— START Exercise materials —

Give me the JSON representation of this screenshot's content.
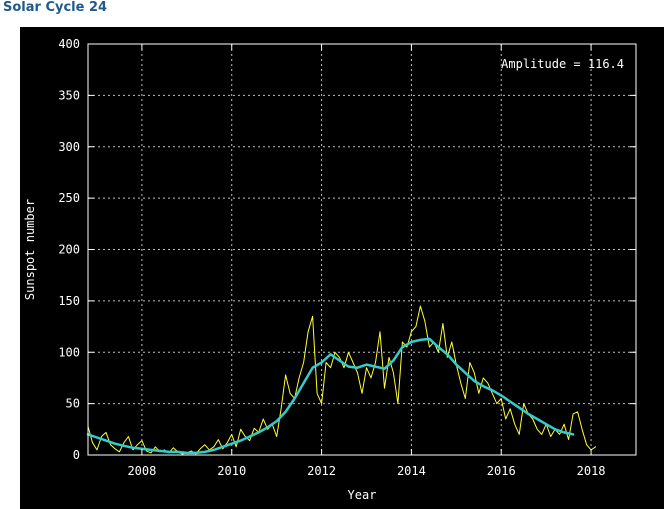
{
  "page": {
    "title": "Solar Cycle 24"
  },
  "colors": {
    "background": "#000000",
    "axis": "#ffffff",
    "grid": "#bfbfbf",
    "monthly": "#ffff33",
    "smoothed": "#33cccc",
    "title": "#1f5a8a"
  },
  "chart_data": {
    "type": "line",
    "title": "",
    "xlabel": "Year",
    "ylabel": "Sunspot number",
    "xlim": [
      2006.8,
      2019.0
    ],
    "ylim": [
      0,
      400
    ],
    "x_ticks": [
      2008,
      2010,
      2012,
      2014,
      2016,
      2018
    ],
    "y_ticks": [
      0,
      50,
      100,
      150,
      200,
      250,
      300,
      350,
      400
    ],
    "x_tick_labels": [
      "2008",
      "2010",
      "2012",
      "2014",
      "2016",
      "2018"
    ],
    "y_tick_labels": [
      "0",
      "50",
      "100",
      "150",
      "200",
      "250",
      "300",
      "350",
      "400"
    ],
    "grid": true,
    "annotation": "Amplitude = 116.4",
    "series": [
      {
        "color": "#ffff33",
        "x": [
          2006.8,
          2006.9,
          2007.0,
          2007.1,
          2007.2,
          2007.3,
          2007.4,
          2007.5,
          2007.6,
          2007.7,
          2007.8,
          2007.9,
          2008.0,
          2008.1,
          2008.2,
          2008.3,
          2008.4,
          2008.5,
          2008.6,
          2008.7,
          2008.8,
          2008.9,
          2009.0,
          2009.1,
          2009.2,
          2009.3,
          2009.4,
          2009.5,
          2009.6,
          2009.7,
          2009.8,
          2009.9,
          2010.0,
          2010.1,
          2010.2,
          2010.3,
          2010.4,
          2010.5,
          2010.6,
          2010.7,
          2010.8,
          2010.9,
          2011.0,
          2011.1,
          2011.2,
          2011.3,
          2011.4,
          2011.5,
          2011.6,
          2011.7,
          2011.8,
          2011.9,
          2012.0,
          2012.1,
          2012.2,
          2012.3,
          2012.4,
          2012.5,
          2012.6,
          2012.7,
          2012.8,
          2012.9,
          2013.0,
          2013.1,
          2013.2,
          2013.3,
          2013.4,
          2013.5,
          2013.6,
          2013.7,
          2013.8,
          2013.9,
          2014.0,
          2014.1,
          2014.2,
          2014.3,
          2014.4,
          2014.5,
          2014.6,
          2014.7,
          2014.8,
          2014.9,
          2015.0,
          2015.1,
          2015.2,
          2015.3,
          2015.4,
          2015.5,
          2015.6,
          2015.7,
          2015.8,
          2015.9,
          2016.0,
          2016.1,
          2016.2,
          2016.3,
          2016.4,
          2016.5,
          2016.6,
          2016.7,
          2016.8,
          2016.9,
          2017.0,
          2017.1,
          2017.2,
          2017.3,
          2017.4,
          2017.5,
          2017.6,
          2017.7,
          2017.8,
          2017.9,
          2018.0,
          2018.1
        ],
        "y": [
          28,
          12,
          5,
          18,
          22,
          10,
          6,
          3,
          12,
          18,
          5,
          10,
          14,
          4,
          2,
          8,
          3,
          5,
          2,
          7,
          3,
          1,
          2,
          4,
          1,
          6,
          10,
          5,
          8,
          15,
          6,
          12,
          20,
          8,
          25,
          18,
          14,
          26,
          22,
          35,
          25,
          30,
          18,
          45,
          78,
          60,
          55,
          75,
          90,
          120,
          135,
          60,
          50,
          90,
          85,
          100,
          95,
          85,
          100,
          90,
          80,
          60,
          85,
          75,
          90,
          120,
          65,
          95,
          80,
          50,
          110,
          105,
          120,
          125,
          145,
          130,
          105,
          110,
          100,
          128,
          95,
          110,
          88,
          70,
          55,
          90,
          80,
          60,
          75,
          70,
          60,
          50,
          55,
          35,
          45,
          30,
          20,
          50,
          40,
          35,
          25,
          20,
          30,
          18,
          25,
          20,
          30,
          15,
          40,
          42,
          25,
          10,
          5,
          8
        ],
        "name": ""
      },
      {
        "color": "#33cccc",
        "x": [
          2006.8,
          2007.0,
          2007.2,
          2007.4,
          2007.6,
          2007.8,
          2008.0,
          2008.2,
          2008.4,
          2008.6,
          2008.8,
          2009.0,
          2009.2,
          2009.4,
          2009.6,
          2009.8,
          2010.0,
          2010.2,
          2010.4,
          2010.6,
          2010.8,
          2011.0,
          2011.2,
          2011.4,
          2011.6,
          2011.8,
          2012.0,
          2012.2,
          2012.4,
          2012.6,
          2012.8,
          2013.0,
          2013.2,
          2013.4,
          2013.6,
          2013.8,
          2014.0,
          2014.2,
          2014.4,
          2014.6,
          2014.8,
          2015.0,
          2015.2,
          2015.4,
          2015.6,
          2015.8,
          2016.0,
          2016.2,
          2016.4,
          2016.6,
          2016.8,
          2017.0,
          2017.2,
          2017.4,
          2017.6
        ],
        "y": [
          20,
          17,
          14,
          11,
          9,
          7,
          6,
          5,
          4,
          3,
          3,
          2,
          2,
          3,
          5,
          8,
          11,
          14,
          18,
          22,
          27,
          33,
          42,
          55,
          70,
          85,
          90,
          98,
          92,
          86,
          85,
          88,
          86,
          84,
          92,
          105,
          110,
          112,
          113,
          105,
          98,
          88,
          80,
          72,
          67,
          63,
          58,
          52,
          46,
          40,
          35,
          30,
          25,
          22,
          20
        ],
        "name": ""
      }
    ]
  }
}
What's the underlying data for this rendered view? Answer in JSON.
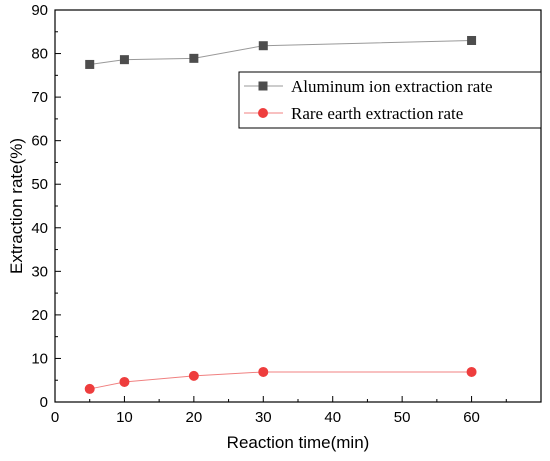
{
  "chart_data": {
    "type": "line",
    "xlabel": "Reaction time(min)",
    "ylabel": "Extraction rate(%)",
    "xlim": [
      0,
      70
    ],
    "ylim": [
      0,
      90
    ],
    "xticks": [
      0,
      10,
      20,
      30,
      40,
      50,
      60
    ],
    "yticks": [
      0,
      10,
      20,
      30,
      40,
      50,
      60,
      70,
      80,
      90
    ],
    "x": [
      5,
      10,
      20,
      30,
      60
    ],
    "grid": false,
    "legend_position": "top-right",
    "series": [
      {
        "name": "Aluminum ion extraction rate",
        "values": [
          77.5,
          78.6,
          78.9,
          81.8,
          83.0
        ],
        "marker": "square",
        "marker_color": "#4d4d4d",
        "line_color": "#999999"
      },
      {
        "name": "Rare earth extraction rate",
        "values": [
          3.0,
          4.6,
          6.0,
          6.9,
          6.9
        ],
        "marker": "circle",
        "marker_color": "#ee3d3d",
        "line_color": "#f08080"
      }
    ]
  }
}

— END Exercise materials —
— START Exercise materials —

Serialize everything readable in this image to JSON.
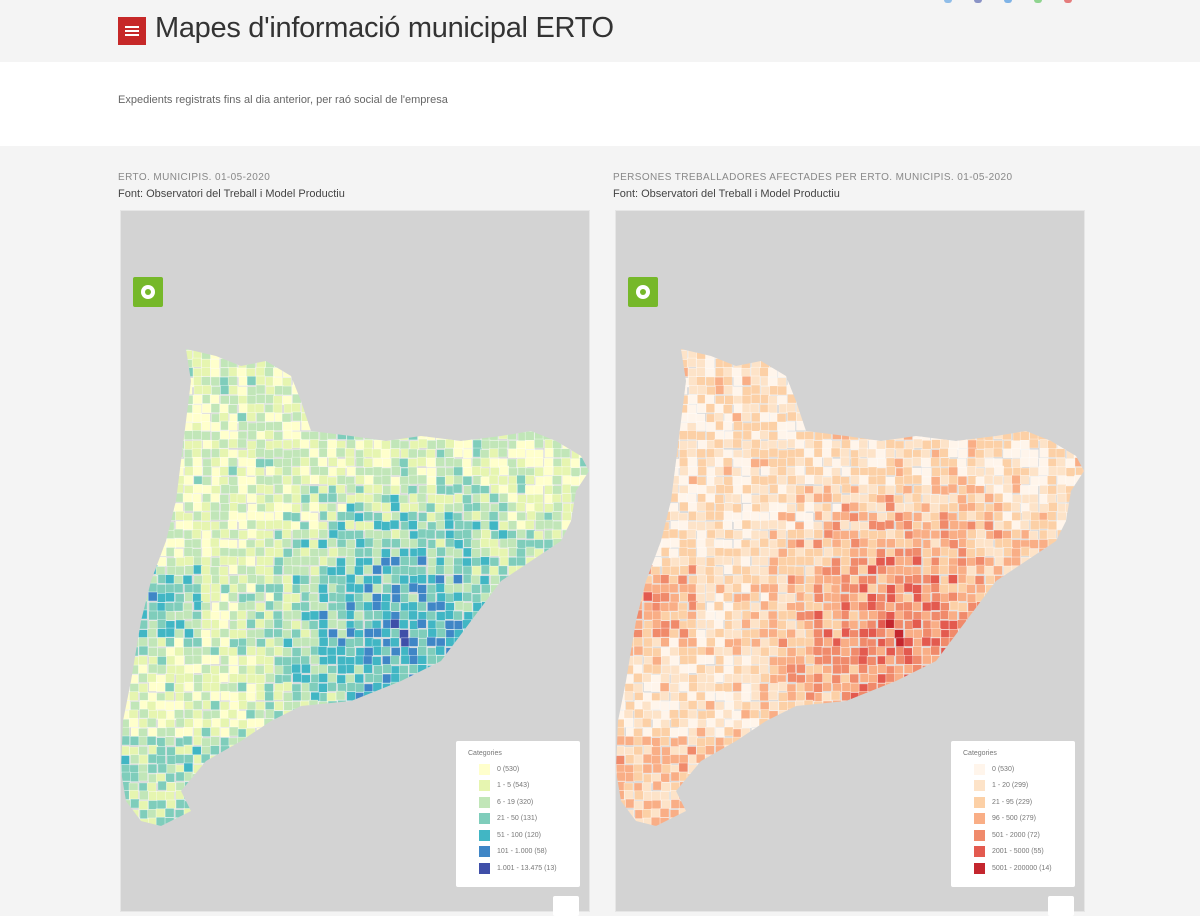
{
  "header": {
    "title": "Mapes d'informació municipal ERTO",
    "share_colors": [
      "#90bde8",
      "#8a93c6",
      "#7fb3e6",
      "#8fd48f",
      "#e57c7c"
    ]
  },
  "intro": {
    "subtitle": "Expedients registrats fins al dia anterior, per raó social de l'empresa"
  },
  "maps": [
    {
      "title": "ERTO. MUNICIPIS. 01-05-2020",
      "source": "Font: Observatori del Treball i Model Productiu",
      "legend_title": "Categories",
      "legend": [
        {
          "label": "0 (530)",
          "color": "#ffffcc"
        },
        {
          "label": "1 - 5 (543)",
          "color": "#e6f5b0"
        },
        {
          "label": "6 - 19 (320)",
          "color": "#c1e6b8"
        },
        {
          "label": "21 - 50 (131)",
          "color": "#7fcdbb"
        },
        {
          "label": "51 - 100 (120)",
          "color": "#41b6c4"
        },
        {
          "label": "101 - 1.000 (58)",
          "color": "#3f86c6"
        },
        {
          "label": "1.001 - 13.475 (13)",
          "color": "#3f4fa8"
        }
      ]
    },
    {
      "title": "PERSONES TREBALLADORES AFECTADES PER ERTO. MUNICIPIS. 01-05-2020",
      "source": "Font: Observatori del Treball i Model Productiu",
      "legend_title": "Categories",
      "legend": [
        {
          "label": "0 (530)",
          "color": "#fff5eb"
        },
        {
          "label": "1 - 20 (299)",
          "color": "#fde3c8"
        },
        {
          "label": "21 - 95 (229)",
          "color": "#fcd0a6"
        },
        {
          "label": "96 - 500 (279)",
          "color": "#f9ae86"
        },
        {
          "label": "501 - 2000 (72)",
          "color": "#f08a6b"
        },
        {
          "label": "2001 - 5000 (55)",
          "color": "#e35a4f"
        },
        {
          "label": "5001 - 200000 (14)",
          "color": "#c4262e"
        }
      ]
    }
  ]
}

— END Exercise materials —

Instructions to follow
Which lines hold the word "JSON"? Return all of them from the records above.

Output of the task
Give me the JSON representation of this screenshot's content.
What's the underlying data for this rendered view? Answer in JSON.
Serialize everything readable in this image to JSON.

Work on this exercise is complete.